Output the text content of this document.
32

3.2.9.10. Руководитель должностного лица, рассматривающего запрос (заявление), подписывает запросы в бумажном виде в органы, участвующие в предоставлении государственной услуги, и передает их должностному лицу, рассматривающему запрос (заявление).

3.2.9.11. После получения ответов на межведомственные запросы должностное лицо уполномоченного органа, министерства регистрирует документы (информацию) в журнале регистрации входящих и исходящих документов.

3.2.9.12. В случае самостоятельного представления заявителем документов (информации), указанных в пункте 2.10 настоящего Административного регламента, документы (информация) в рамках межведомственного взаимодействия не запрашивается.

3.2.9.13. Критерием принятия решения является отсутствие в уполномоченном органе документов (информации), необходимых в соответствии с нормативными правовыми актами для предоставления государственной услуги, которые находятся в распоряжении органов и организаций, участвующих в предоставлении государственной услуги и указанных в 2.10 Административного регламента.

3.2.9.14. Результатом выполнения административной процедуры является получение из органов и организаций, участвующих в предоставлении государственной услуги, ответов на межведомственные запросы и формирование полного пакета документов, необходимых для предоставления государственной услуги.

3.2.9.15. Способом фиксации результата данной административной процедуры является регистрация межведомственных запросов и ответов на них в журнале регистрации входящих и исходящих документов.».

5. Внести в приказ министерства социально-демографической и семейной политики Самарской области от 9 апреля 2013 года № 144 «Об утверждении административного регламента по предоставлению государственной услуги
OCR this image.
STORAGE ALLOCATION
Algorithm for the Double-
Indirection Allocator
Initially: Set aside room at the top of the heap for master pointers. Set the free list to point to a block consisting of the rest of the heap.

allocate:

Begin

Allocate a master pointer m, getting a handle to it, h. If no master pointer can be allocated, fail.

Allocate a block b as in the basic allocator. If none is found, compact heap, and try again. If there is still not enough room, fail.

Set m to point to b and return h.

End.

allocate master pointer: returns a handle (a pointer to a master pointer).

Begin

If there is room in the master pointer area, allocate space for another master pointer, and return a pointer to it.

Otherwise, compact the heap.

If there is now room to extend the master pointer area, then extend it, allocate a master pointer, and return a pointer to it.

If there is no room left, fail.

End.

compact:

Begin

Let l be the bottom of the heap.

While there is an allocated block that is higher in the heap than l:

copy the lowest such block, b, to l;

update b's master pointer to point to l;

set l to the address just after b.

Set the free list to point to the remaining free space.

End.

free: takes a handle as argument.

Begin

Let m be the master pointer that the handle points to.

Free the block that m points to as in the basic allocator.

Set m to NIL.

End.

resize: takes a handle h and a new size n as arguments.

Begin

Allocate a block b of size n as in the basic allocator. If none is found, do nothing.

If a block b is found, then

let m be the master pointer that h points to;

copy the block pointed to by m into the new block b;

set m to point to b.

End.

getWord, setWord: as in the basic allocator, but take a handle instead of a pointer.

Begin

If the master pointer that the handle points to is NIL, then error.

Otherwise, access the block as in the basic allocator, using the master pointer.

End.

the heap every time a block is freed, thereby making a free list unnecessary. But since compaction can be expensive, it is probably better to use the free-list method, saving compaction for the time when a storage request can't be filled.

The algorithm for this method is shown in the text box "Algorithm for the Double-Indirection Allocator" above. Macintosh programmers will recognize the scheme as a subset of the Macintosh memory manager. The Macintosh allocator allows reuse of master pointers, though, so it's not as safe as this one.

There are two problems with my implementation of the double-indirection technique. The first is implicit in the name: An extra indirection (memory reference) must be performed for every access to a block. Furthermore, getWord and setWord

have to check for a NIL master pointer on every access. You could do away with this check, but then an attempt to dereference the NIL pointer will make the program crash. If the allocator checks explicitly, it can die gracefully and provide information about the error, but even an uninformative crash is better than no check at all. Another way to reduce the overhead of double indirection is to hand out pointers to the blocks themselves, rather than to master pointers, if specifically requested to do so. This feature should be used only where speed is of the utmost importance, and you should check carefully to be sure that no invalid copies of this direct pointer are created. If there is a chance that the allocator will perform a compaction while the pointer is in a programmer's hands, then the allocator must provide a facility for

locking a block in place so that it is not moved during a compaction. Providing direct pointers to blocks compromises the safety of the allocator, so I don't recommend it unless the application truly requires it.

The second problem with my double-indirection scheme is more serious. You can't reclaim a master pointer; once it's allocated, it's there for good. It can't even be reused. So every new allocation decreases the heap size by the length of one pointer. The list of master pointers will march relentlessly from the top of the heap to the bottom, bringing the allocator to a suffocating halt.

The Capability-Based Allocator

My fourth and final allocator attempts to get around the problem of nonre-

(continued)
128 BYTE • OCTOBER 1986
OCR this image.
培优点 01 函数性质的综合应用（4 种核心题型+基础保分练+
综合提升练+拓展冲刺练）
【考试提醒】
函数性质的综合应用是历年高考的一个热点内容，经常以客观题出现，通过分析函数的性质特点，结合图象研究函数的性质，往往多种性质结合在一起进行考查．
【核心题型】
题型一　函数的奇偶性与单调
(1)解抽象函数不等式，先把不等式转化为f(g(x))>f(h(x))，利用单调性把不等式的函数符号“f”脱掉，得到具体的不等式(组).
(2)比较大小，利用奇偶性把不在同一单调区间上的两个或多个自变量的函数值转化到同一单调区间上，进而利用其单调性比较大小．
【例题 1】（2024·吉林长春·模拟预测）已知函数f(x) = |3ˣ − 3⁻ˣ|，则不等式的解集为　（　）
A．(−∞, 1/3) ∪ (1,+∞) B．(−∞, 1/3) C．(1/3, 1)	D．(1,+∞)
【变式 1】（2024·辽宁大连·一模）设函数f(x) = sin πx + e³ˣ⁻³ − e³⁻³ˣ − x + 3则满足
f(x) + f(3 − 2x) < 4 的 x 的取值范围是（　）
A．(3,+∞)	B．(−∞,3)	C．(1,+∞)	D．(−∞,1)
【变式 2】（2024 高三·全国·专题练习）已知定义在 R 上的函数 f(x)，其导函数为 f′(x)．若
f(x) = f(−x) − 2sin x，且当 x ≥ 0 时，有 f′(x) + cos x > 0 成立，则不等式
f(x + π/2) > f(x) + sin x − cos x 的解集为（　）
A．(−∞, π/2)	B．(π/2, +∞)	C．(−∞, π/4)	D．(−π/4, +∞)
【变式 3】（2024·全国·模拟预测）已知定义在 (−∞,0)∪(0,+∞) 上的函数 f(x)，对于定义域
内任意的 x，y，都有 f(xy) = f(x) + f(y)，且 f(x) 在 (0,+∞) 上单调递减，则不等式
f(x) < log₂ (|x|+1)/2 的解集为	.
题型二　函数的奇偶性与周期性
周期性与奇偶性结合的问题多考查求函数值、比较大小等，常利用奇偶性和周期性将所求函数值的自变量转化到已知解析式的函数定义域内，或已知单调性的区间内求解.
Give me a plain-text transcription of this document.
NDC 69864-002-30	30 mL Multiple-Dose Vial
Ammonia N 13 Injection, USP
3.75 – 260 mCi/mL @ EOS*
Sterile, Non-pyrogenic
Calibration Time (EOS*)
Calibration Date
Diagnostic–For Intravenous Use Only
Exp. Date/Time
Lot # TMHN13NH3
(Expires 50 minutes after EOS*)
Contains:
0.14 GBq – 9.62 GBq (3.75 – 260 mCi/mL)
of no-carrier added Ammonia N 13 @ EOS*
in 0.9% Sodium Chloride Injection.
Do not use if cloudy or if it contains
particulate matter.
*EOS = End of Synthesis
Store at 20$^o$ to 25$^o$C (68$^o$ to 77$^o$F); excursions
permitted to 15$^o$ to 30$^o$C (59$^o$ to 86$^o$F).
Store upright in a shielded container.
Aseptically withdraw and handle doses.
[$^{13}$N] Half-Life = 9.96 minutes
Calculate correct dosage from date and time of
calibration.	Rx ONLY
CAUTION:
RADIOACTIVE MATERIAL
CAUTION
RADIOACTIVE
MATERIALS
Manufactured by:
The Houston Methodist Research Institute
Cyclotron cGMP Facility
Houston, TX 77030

**THE TASK**: Set down all of the records shown above once more, exactly.

**CORRECT ANSWER**:
Output the text content of this document.
32

3.2.9.10. Руководитель должностного лица, рассматривающего запрос (заявление), подписывает запросы в бумажном виде в органы, участвующие в предоставлении государственной услуги, и передает их должностному лицу, рассматривающему запрос (заявление).

3.2.9.11. После получения ответов на межведомственные запросы должностное лицо уполномоченного органа, министерства регистрирует документы (информацию) в журнале регистрации входящих и исходящих документов.

3.2.9.12. В случае самостоятельного представления заявителем документов (информации), указанных в пункте 2.10 настоящего Административного регламента, документы (информация) в рамках межведомственного взаимодействия не запрашивается.

3.2.9.13. Критерием принятия решения является отсутствие в уполномоченном органе документов (информации), необходимых в соответствии с нормативными правовыми актами для предоставления государственной услуги, которые находятся в распоряжении органов и организаций, участвующих в предоставлении государственной услуги и указанных в 2.10 Административного регламента.

3.2.9.14. Результатом выполнения административной процедуры является получение из органов и организаций, участвующих в предоставлении государственной услуги, ответов на межведомственные запросы и формирование полного пакета документов, необходимых для предоставления государственной услуги.

3.2.9.15. Способом фиксации результата данной административной процедуры является регистрация межведомственных запросов и ответов на них в журнале регистрации входящих и исходящих документов.».

5. Внести в приказ министерства социально-демографической и семейной политики Самарской области от 9 апреля 2013 года № 144 «Об утверждении административного регламента по предоставлению государственной услуги
OCR this image.
STORAGE ALLOCATION
Algorithm for the Double-
Indirection Allocator
Initially: Set aside room at the top of the heap for master pointers. Set the free list to point to a block consisting of the rest of the heap.

allocate:

Begin

Allocate a master pointer m, getting a handle to it, h. If no master pointer can be allocated, fail.

Allocate a block b as in the basic allocator. If none is found, compact heap, and try again. If there is still not enough room, fail.

Set m to point to b and return h.

End.

allocate master pointer: returns a handle (a pointer to a master pointer).

Begin

If there is room in the master pointer area, allocate space for another master pointer, and return a pointer to it.

Otherwise, compact the heap.

If there is now room to extend the master pointer area, then extend it, allocate a master pointer, and return a pointer to it.

If there is no room left, fail.

End.

compact:

Begin

Let l be the bottom of the heap.

While there is an allocated block that is higher in the heap than l:

copy the lowest such block, b, to l;

update b's master pointer to point to l;

set l to the address just after b.

Set the free list to point to the remaining free space.

End.

free: takes a handle as argument.

Begin

Let m be the master pointer that the handle points to.

Free the block that m points to as in the basic allocator.

Set m to NIL.

End.

resize: takes a handle h and a new size n as arguments.

Begin

Allocate a block b of size n as in the basic allocator. If none is found, do nothing.

If a block b is found, then

let m be the master pointer that h points to;

copy the block pointed to by m into the new block b;

set m to point to b.

End.

getWord, setWord: as in the basic allocator, but take a handle instead of a pointer.

Begin

If the master pointer that the handle points to is NIL, then error.

Otherwise, access the block as in the basic allocator, using the master pointer.

End.

the heap every time a block is freed, thereby making a free list unnecessary. But since compaction can be expensive, it is probably better to use the free-list method, saving compaction for the time when a storage request can't be filled.

The algorithm for this method is shown in the text box "Algorithm for the Double-Indirection Allocator" above. Macintosh programmers will recognize the scheme as a subset of the Macintosh memory manager. The Macintosh allocator allows reuse of master pointers, though, so it's not as safe as this one.

There are two problems with my implementation of the double-indirection technique. The first is implicit in the name: An extra indirection (memory reference) must be performed for every access to a block. Furthermore, getWord and setWord

have to check for a NIL master pointer on every access. You could do away with this check, but then an attempt to dereference the NIL pointer will make the program crash. If the allocator checks explicitly, it can die gracefully and provide information about the error, but even an uninformative crash is better than no check at all. Another way to reduce the overhead of double indirection is to hand out pointers to the blocks themselves, rather than to master pointers, if specifically requested to do so. This feature should be used only where speed is of the utmost importance, and you should check carefully to be sure that no invalid copies of this direct pointer are created. If there is a chance that the allocator will perform a compaction while the pointer is in a programmer's hands, then the allocator must provide a facility for

locking a block in place so that it is not moved during a compaction. Providing direct pointers to blocks compromises the safety of the allocator, so I don't recommend it unless the application truly requires it.

The second problem with my double-indirection scheme is more serious. You can't reclaim a master pointer; once it's allocated, it's there for good. It can't even be reused. So every new allocation decreases the heap size by the length of one pointer. The list of master pointers will march relentlessly from the top of the heap to the bottom, bringing the allocator to a suffocating halt.

The Capability-Based Allocator

My fourth and final allocator attempts to get around the problem of nonre-

(continued)
128 BYTE • OCTOBER 1986
OCR this image.
培优点 01 函数性质的综合应用（4 种核心题型+基础保分练+
综合提升练+拓展冲刺练）
【考试提醒】
函数性质的综合应用是历年高考的一个热点内容，经常以客观题出现，通过分析函数的性质特点，结合图象研究函数的性质，往往多种性质结合在一起进行考查．
【核心题型】
题型一　函数的奇偶性与单调
(1)解抽象函数不等式，先把不等式转化为f(g(x))>f(h(x))，利用单调性把不等式的函数符号“f”脱掉，得到具体的不等式(组).
(2)比较大小，利用奇偶性把不在同一单调区间上的两个或多个自变量的函数值转化到同一单调区间上，进而利用其单调性比较大小．
【例题 1】（2024·吉林长春·模拟预测）已知函数f(x) = |3ˣ − 3⁻ˣ|，则不等式的解集为　（　）
A．(−∞, 1/3) ∪ (1,+∞) B．(−∞, 1/3) C．(1/3, 1)	D．(1,+∞)
【变式 1】（2024·辽宁大连·一模）设函数f(x) = sin πx + e³ˣ⁻³ − e³⁻³ˣ − x + 3则满足
f(x) + f(3 − 2x) < 4 的 x 的取值范围是（　）
A．(3,+∞)	B．(−∞,3)	C．(1,+∞)	D．(−∞,1)
【变式 2】（2024 高三·全国·专题练习）已知定义在 R 上的函数 f(x)，其导函数为 f′(x)．若
f(x) = f(−x) − 2sin x，且当 x ≥ 0 时，有 f′(x) + cos x > 0 成立，则不等式
f(x + π/2) > f(x) + sin x − cos x 的解集为（　）
A．(−∞, π/2)	B．(π/2, +∞)	C．(−∞, π/4)	D．(−π/4, +∞)
【变式 3】（2024·全国·模拟预测）已知定义在 (−∞,0)∪(0,+∞) 上的函数 f(x)，对于定义域
内任意的 x，y，都有 f(xy) = f(x) + f(y)，且 f(x) 在 (0,+∞) 上单调递减，则不等式
f(x) < log₂ (|x|+1)/2 的解集为	.
题型二　函数的奇偶性与周期性
周期性与奇偶性结合的问题多考查求函数值、比较大小等，常利用奇偶性和周期性将所求函数值的自变量转化到已知解析式的函数定义域内，或已知单调性的区间内求解.
Give me a plain-text transcription of this document.
NDC 69864-002-30	30 mL Multiple-Dose Vial
Ammonia N 13 Injection, USP
3.75 – 260 mCi/mL @ EOS*
Sterile, Non-pyrogenic
Calibration Time (EOS*)
Calibration Date
Diagnostic–For Intravenous Use Only
Exp. Date/Time
Lot # TMHN13NH3
(Expires 50 minutes after EOS*)
Contains:
0.14 GBq – 9.62 GBq (3.75 – 260 mCi/mL)
of no-carrier added Ammonia N 13 @ EOS*
in 0.9% Sodium Chloride Injection.
Do not use if cloudy or if it contains
particulate matter.
*EOS = End of Synthesis
Store at 20$^o$ to 25$^o$C (68$^o$ to 77$^o$F); excursions
permitted to 15$^o$ to 30$^o$C (59$^o$ to 86$^o$F).
Store upright in a shielded container.
Aseptically withdraw and handle doses.
[$^{13}$N] Half-Life = 9.96 minutes
Calculate correct dosage from date and time of
calibration.	Rx ONLY
CAUTION:
RADIOACTIVE MATERIAL
CAUTION
RADIOACTIVE
MATERIALS
Manufactured by:
The Houston Methodist Research Institute
Cyclotron cGMP Facility
Houston, TX 77030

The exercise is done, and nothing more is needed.